## [Texto mostrado]
————————

Por lo demás, aunque esto en nada cambie la culpabilidad resultante ni la sustancia de los hechos y las imputaciones, a mí siempre me ha parecido que los halcones no eran soldados pero lo parecían: por su edad y su estatura daban la impresión de que estaban recién sacados de un regimiento. Los gatilleros mercenarios llevaban varas de bambú, rifles y pistolas, y le encajaron uno o más balazos a cada uno de los cuarenta estudiantes muertos.
Estos obvios indicios están en las fotografías de Armando Salgado, pero no pocas veces nos negamos a ver —como en "La carta robada", el famoso cuento de Edgar Allan Poe— lo que tenemos enfrente de las narices. Vean ustedes una y otra vez las siniestras fotografías que ni siquiera como indicios fueron aceptadas por el Ministerio Público en su momento: los halcones miden igual de alto y tienen prácticamente la misma complexión muscular. Parece que apenas el día anterior se quitaron el uniforme. Su forma de "ataque" también es escrupulosamente militar. Eran jóvenes que sabían avanzar en formación y utilizar la violencia de manera fría y profesional. La misma facha, el mismo corte de pelo, la misma edad, y más o menos idéntica estatura. Por eso es extraño que en un libelo de la época (a Echeverría le encantaba encargar la confección de libelos) se pretenda (explicación no pedida) exculpar al ejército de los hechos del 10 de junio. En Jueves de Corpus violento, pues así se tituló el anónimo panfleto, el redactor fantasma contratado por el gobierno asegura que los responsables de la matanza (de unas cuarenta personas) eran miembros del "grupo Monterrey".

————————

## [Consigna]
Reproduce del texto sobre los halcones el pasaje que empieza con las palabras que contienen "Por lo demás, aunque" y termina con "cuarenta estudiantes muertos.". Los registros son material independiente del texto sobre los halcones.

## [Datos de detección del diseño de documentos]
————————

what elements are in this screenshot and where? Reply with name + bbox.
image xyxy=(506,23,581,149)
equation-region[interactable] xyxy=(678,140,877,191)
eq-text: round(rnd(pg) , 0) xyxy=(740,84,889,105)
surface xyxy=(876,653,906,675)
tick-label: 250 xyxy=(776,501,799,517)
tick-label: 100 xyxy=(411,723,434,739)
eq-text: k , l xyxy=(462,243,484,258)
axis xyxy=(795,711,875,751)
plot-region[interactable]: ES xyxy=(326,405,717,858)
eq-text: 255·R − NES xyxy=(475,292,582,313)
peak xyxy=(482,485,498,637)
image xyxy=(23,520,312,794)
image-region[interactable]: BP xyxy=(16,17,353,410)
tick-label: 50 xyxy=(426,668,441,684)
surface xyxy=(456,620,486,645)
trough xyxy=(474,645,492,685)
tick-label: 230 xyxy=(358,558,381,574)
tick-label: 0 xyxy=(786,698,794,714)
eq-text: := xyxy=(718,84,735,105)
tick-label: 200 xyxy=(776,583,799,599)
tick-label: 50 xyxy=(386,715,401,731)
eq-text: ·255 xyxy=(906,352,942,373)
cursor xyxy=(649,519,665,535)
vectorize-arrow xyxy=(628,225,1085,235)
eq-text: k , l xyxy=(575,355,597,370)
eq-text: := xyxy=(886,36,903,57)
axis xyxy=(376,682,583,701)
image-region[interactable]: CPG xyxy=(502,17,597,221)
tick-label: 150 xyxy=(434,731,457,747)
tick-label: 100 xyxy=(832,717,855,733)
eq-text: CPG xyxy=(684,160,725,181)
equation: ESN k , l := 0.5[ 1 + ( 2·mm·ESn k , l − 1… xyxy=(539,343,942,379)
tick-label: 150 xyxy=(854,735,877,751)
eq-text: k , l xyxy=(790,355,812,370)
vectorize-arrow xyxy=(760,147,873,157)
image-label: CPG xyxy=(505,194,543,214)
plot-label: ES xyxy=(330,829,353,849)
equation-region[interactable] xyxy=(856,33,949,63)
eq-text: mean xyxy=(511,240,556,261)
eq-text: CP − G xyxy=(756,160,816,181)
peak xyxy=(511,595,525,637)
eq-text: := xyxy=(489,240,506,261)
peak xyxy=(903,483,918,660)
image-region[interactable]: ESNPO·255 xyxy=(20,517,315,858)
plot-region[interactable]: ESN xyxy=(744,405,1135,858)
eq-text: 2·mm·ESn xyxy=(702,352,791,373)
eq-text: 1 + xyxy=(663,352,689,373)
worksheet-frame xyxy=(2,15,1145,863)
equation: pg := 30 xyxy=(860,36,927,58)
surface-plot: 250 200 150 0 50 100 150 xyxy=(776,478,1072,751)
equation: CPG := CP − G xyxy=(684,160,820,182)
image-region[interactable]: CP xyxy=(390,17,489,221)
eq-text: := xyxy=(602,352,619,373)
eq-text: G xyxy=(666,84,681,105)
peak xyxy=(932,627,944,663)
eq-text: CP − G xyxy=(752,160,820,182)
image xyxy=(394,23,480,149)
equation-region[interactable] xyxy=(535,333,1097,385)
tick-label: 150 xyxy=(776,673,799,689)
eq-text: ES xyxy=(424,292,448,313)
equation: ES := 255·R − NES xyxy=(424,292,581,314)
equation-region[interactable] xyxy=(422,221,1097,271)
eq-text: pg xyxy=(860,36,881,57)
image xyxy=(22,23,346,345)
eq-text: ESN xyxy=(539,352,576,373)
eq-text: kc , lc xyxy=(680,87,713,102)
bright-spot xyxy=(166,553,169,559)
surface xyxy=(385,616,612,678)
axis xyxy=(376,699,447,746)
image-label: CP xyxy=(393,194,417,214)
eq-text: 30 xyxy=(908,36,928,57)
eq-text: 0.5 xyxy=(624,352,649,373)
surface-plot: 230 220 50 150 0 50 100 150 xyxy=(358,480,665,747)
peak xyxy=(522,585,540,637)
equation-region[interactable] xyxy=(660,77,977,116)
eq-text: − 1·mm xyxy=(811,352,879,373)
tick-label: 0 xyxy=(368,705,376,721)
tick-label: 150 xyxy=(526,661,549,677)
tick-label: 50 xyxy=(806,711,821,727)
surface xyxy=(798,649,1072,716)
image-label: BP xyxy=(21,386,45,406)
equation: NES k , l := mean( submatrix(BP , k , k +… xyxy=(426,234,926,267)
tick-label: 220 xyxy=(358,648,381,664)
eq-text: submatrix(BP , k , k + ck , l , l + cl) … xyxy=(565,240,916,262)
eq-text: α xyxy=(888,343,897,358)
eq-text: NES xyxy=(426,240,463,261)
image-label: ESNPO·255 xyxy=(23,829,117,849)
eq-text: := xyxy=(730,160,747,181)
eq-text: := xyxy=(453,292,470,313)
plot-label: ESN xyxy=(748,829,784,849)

————————

## [Resultado]
Por lo demás, aunque esto en nada cambie la culpabilidad resultante ni la sustancia de los hechos y las imputaciones, a mí siempre me ha parecido que los halcones no eran soldados pero lo parecían: por su edad y su estatura daban la impresión de que estaban recién sacados de un regimiento. Los gatilleros mercenarios llevaban varas de bambú, rifles y pistolas, y le encajaron uno o más balazos a cada uno de los cuarenta estudiantes muertos.